WHAT THE EXERCISE ASKS: Go through the material below and copy each line where the word "Certification" appears.

(Saved entries)
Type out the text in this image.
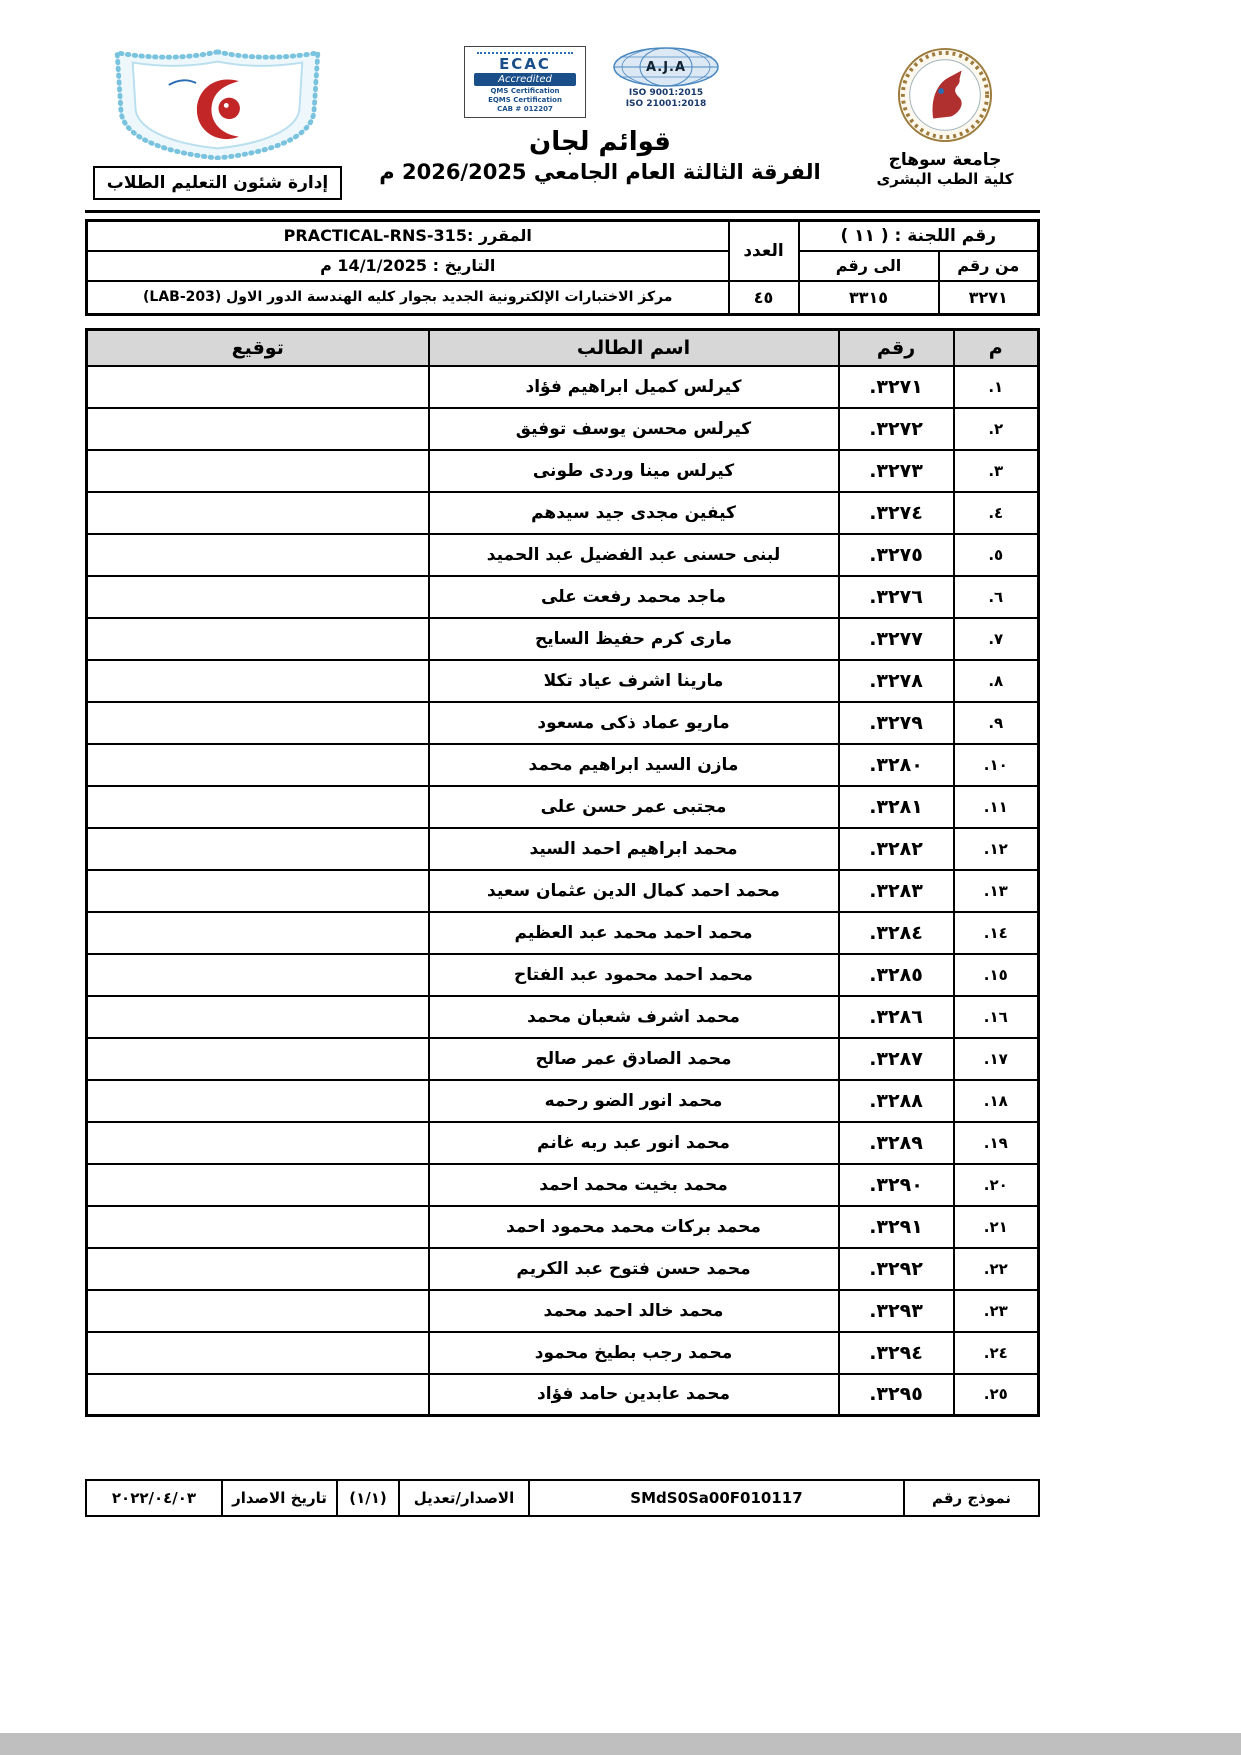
جامعة سوهاج
كلية الطب البشرى
ECAC
Accredited
QMS Certification
EQMS Certification
CAB # 012207
A.J.A
ISO 9001:2015
ISO 21001:2018
قوائم لجان
الفرقة الثالثة العام الجامعي 2026/2025 م
إدارة شئون التعليم الطلاب
رقم اللجنة : ( ١١ )		العدد	المقرر :PRACTICAL-RNS-315
من رقم	الى رقم		التاريخ : 14/1/2025 م
٣٢٧١	٣٣١٥	٤٥	مركز الاختبارات الإلكترونية الجديد بجوار كليه الهندسة الدور الاول (LAB-203)
م	رقم	اسم الطالب	توقيع
١.	٣٢٧١.	كيرلس كميل ابراهيم فؤاد	
٢.	٣٢٧٢.	كيرلس محسن يوسف توفيق	
٣.	٣٢٧٣.	كيرلس مينا وردى طونى	
٤.	٣٢٧٤.	كيفين مجدى جيد سيدهم	
٥.	٣٢٧٥.	لبنى حسنى عبد الفضيل عبد الحميد	
٦.	٣٢٧٦.	ماجد محمد رفعت على	
٧.	٣٢٧٧.	مارى كرم حفيظ السايح	
٨.	٣٢٧٨.	مارينا اشرف عياد تكلا	
٩.	٣٢٧٩.	ماريو عماد ذكى مسعود	
١٠.	٣٢٨٠.	مازن السيد ابراهيم محمد	
١١.	٣٢٨١.	مجتبى عمر حسن على	
١٢.	٣٢٨٢.	محمد ابراهيم احمد السيد	
١٣.	٣٢٨٣.	محمد احمد كمال الدين عثمان سعيد	
١٤.	٣٢٨٤.	محمد احمد محمد عبد العظيم	
١٥.	٣٢٨٥.	محمد احمد محمود عبد الفتاح	
١٦.	٣٢٨٦.	محمد اشرف شعبان محمد	
١٧.	٣٢٨٧.	محمد الصادق عمر صالح	
١٨.	٣٢٨٨.	محمد انور الضو رحمه	
١٩.	٣٢٨٩.	محمد انور عبد ربه غانم	
٢٠.	٣٢٩٠.	محمد بخيت محمد احمد	
٢١.	٣٢٩١.	محمد بركات محمد محمود احمد	
٢٢.	٣٢٩٢.	محمد حسن فتوح عبد الكريم	
٢٣.	٣٢٩٣.	محمد خالد احمد محمد	
٢٤.	٣٢٩٤.	محمد رجب بطيخ محمود	
٢٥.	٣٢٩٥.	محمد عابدين حامد فؤاد	
نموذج رقم	SMdS0Sa00F010117	الاصدار/تعديل	(١/١)	تاريخ الاصدار	٢٠٢٢/٠٤/٠٣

EXPECTED ANSWER:
QMS Certification
EQMS Certification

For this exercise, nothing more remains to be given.